**TASK TO COMPLETE**
Check each line below for "осуществляет" and report how many have it, nothing else.

(Stored entries)
++++++

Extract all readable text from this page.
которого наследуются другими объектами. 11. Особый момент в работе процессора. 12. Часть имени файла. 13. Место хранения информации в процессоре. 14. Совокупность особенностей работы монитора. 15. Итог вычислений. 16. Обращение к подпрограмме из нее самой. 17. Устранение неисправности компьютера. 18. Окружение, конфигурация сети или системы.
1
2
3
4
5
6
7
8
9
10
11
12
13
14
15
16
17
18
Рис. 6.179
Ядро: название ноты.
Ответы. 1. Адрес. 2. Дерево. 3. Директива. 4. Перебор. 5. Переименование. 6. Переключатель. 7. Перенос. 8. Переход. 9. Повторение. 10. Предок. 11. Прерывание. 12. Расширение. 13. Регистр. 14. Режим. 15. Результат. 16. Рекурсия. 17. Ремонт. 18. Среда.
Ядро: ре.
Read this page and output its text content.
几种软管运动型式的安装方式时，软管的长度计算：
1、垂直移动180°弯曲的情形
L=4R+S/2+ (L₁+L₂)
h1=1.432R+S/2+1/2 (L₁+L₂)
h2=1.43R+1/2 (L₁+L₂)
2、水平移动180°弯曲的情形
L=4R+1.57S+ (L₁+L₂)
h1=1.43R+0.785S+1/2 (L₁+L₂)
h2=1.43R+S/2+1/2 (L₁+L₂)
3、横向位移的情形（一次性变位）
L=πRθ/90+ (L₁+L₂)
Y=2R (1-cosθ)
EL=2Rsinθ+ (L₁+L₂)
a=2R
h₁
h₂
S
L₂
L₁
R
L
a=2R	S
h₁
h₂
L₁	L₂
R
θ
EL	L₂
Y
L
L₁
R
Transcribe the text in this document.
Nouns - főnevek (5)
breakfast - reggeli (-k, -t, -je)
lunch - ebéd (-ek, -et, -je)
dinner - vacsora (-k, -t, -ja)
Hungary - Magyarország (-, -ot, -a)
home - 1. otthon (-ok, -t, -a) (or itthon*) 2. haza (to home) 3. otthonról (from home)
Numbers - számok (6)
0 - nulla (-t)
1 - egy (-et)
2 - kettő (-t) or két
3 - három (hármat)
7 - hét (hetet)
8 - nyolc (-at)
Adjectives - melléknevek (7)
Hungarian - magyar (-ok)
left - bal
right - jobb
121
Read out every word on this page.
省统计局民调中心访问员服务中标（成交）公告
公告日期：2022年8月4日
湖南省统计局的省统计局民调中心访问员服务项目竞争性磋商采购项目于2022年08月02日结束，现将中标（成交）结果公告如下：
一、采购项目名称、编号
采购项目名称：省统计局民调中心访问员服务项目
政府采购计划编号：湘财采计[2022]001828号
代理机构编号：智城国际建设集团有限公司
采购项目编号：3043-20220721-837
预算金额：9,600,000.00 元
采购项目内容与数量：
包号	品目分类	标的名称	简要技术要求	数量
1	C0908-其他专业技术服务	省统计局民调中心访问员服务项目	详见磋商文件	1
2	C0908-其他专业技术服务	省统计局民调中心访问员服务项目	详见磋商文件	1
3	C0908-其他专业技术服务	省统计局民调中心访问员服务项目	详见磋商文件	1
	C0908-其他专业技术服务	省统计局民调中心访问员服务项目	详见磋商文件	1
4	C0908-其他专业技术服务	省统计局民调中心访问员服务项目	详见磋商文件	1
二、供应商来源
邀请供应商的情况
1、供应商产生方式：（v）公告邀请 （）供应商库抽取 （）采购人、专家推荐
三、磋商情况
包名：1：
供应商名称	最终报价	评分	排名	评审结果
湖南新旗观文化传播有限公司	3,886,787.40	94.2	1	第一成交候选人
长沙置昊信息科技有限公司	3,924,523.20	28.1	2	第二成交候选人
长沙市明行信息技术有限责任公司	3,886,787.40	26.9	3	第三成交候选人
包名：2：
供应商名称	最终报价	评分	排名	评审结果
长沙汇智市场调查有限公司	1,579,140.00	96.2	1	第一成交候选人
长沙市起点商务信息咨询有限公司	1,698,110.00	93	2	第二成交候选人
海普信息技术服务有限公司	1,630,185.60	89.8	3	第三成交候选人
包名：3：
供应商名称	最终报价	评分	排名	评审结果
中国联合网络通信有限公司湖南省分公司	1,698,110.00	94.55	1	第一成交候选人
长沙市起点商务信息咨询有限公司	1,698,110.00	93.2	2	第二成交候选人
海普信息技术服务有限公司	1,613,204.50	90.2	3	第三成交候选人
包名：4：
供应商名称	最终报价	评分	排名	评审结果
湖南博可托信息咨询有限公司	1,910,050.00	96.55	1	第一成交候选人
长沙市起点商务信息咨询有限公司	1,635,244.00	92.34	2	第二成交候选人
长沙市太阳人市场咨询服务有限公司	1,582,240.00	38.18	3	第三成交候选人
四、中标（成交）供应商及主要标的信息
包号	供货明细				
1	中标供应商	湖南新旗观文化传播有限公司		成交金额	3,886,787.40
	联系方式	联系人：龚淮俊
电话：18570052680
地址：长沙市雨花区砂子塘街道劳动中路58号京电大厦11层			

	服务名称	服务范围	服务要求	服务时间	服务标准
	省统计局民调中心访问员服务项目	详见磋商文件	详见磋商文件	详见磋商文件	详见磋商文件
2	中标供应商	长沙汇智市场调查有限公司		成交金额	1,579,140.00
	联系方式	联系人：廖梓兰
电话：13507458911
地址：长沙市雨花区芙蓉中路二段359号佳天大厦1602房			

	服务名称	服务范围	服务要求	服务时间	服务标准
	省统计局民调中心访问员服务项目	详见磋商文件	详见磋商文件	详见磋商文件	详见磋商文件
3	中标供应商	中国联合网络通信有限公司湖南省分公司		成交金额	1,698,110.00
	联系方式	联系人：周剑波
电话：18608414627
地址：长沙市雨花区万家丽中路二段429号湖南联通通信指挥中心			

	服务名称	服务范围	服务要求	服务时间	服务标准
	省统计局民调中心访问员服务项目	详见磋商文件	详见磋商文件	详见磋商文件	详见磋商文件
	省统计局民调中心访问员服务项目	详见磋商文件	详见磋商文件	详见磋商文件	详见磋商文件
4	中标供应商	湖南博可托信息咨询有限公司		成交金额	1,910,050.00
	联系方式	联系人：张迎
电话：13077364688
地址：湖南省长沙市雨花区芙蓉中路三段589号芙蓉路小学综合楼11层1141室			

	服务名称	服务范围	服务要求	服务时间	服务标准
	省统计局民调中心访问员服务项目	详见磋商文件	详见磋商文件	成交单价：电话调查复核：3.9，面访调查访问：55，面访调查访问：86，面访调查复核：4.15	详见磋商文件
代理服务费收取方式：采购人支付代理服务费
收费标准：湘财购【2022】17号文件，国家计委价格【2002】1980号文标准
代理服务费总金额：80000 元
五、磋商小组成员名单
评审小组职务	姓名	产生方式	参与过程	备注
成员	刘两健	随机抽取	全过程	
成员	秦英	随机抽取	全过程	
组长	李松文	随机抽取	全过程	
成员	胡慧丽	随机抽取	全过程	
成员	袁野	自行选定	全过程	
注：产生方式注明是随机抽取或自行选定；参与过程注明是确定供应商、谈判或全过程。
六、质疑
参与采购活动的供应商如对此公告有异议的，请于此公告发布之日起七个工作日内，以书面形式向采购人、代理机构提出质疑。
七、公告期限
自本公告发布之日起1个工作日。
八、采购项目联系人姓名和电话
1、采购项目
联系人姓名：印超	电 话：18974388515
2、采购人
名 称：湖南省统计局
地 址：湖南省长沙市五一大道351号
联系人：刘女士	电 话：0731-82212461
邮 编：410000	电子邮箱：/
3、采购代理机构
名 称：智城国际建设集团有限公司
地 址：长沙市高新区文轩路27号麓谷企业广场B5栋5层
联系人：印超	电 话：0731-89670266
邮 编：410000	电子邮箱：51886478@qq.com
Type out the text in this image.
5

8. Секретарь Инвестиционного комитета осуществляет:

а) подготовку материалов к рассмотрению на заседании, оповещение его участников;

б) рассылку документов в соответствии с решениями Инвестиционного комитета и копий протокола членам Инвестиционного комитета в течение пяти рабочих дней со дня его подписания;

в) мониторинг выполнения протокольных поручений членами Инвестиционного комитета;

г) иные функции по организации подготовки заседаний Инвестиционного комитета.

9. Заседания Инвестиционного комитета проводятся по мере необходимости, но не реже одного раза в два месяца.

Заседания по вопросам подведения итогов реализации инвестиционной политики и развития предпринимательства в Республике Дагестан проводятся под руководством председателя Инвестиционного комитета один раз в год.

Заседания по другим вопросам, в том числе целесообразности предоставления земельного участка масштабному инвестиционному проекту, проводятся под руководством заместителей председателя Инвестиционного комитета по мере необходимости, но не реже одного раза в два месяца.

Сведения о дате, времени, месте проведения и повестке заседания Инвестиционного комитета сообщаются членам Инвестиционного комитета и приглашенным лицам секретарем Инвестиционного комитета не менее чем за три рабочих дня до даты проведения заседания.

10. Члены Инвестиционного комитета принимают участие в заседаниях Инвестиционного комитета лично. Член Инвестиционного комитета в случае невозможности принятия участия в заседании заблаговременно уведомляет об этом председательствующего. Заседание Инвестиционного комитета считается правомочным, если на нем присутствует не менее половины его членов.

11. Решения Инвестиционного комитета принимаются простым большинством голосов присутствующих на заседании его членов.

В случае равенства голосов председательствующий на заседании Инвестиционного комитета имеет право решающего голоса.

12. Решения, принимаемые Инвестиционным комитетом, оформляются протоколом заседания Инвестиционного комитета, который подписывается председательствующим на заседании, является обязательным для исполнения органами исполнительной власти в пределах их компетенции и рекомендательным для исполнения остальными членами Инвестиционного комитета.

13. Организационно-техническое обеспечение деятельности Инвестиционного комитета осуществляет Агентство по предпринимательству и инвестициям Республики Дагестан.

++++++

**ANSWER FOR THIS EXERCISE**
2